Data section:
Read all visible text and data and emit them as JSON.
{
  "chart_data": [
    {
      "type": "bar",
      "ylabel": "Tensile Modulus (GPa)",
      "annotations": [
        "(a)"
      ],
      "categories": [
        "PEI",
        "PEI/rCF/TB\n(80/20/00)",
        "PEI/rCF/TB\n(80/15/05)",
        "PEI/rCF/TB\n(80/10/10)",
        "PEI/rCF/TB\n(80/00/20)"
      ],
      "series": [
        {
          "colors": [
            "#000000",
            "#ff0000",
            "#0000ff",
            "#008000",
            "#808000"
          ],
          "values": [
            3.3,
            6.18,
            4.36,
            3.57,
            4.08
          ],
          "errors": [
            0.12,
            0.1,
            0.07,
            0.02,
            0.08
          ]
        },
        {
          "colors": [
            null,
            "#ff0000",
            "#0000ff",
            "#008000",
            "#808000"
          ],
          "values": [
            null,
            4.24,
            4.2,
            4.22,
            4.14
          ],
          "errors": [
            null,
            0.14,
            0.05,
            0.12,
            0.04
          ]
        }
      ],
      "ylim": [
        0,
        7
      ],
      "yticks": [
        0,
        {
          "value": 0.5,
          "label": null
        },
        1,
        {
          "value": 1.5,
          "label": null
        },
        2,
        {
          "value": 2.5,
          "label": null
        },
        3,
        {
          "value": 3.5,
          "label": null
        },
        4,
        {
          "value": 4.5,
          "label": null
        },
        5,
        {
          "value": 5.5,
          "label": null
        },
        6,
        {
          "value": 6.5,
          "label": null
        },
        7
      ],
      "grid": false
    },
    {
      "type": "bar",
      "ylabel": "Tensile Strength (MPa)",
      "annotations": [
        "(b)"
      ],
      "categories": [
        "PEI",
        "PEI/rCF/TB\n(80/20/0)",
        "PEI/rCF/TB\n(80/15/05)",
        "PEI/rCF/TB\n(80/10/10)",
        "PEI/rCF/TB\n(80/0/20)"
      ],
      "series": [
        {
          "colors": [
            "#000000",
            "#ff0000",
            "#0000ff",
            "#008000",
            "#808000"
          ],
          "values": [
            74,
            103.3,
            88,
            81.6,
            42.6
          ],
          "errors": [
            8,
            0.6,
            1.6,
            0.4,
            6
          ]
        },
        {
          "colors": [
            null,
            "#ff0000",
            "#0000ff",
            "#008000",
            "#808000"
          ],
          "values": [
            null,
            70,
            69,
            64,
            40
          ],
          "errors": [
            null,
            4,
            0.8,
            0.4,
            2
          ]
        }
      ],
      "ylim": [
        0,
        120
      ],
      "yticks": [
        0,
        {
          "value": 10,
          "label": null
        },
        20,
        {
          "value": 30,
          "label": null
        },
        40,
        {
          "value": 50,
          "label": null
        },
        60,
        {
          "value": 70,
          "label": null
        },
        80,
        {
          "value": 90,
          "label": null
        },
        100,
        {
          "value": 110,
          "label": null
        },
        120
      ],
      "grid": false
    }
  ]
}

Written request: Every record should be given again exactly.

Correct result:
Read all visible text and data and emit them as JSON.
{
  "chart_data": [
    {
      "type": "bar",
      "ylabel": "Tensile Modulus (GPa)",
      "annotations": [
        "(a)"
      ],
      "categories": [
        "PEI",
        "PEI/rCF/TB\n(80/20/00)",
        "PEI/rCF/TB\n(80/15/05)",
        "PEI/rCF/TB\n(80/10/10)",
        "PEI/rCF/TB\n(80/00/20)"
      ],
      "series": [
        {
          "colors": [
            "#000000",
            "#ff0000",
            "#0000ff",
            "#008000",
            "#808000"
          ],
          "values": [
            3.3,
            6.18,
            4.36,
            3.57,
            4.08
          ],
          "errors": [
            0.12,
            0.1,
            0.07,
            0.02,
            0.08
          ]
        },
        {
          "colors": [
            null,
            "#ff0000",
            "#0000ff",
            "#008000",
            "#808000"
          ],
          "values": [
            null,
            4.24,
            4.2,
            4.22,
            4.14
          ],
          "errors": [
            null,
            0.14,
            0.05,
            0.12,
            0.04
          ]
        }
      ],
      "ylim": [
        0,
        7
      ],
      "yticks": [
        0,
        {
          "value": 0.5,
          "label": null
        },
        1,
        {
          "value": 1.5,
          "label": null
        },
        2,
        {
          "value": 2.5,
          "label": null
        },
        3,
        {
          "value": 3.5,
          "label": null
        },
        4,
        {
          "value": 4.5,
          "label": null
        },
        5,
        {
          "value": 5.5,
          "label": null
        },
        6,
        {
          "value": 6.5,
          "label": null
        },
        7
      ],
      "grid": false
    },
    {
      "type": "bar",
      "ylabel": "Tensile Strength (MPa)",
      "annotations": [
        "(b)"
      ],
      "categories": [
        "PEI",
        "PEI/rCF/TB\n(80/20/0)",
        "PEI/rCF/TB\n(80/15/05)",
        "PEI/rCF/TB\n(80/10/10)",
        "PEI/rCF/TB\n(80/0/20)"
      ],
      "series": [
        {
          "colors": [
            "#000000",
            "#ff0000",
            "#0000ff",
            "#008000",
            "#808000"
          ],
          "values": [
            74,
            103.3,
            88,
            81.6,
            42.6
          ],
          "errors": [
            8,
            0.6,
            1.6,
            0.4,
            6
          ]
        },
        {
          "colors": [
            null,
            "#ff0000",
            "#0000ff",
            "#008000",
            "#808000"
          ],
          "values": [
            null,
            70,
            69,
            64,
            40
          ],
          "errors": [
            null,
            4,
            0.8,
            0.4,
            2
          ]
        }
      ],
      "ylim": [
        0,
        120
      ],
      "yticks": [
        0,
        {
          "value": 10,
          "label": null
        },
        20,
        {
          "value": 30,
          "label": null
        },
        40,
        {
          "value": 50,
          "label": null
        },
        60,
        {
          "value": 70,
          "label": null
        },
        80,
        {
          "value": 90,
          "label": null
        },
        100,
        {
          "value": 110,
          "label": null
        },
        120
      ],
      "grid": false
    }
  ]
}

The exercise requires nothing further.